The data below needs to be returned exactly, line for line.

──────── Data provided

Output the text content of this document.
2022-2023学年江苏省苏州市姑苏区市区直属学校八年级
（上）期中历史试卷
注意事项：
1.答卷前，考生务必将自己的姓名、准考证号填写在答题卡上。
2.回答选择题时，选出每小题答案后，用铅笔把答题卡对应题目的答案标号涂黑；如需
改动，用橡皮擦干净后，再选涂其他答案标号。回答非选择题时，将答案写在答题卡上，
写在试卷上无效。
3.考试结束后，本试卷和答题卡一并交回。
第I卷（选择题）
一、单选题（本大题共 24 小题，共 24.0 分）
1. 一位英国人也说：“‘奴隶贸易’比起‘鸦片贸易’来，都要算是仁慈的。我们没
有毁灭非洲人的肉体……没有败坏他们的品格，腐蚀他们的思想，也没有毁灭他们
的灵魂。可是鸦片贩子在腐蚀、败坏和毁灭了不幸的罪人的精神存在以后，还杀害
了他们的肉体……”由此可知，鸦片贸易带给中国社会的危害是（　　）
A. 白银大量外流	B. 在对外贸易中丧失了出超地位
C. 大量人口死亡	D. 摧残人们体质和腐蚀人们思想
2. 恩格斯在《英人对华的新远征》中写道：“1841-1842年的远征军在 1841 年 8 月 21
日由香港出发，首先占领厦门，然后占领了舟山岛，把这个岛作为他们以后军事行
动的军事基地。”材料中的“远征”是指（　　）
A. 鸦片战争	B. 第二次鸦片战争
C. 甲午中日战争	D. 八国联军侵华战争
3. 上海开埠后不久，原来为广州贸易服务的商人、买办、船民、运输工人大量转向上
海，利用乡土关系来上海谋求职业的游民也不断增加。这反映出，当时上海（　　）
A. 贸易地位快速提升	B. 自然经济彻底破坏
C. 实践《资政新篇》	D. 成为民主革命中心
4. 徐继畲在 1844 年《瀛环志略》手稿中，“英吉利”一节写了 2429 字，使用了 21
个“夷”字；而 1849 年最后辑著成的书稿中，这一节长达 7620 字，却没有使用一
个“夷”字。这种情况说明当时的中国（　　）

────────────────

■ **Answer in full**
Output the text content of this document.
2022-2023学年江苏省苏州市姑苏区市区直属学校八年级
（上）期中历史试卷
注意事项：
1.答卷前，考生务必将自己的姓名、准考证号填写在答题卡上。
2.回答选择题时，选出每小题答案后，用铅笔把答题卡对应题目的答案标号涂黑；如需
改动，用橡皮擦干净后，再选涂其他答案标号。回答非选择题时，将答案写在答题卡上，
写在试卷上无效。
3.考试结束后，本试卷和答题卡一并交回。
第I卷（选择题）
一、单选题（本大题共 24 小题，共 24.0 分）
1. 一位英国人也说：“‘奴隶贸易’比起‘鸦片贸易’来，都要算是仁慈的。我们没
有毁灭非洲人的肉体……没有败坏他们的品格，腐蚀他们的思想，也没有毁灭他们
的灵魂。可是鸦片贩子在腐蚀、败坏和毁灭了不幸的罪人的精神存在以后，还杀害
了他们的肉体……”由此可知，鸦片贸易带给中国社会的危害是（　　）
A. 白银大量外流	B. 在对外贸易中丧失了出超地位
C. 大量人口死亡	D. 摧残人们体质和腐蚀人们思想
2. 恩格斯在《英人对华的新远征》中写道：“1841-1842年的远征军在 1841 年 8 月 21
日由香港出发，首先占领厦门，然后占领了舟山岛，把这个岛作为他们以后军事行
动的军事基地。”材料中的“远征”是指（　　）
A. 鸦片战争	B. 第二次鸦片战争
C. 甲午中日战争	D. 八国联军侵华战争
3. 上海开埠后不久，原来为广州贸易服务的商人、买办、船民、运输工人大量转向上
海，利用乡土关系来上海谋求职业的游民也不断增加。这反映出，当时上海（　　）
A. 贸易地位快速提升	B. 自然经济彻底破坏
C. 实践《资政新篇》	D. 成为民主革命中心
4. 徐继畲在 1844 年《瀛环志略》手稿中，“英吉利”一节写了 2429 字，使用了 21
个“夷”字；而 1849 年最后辑著成的书稿中，这一节长达 7620 字，却没有使用一
个“夷”字。这种情况说明当时的中国（　　）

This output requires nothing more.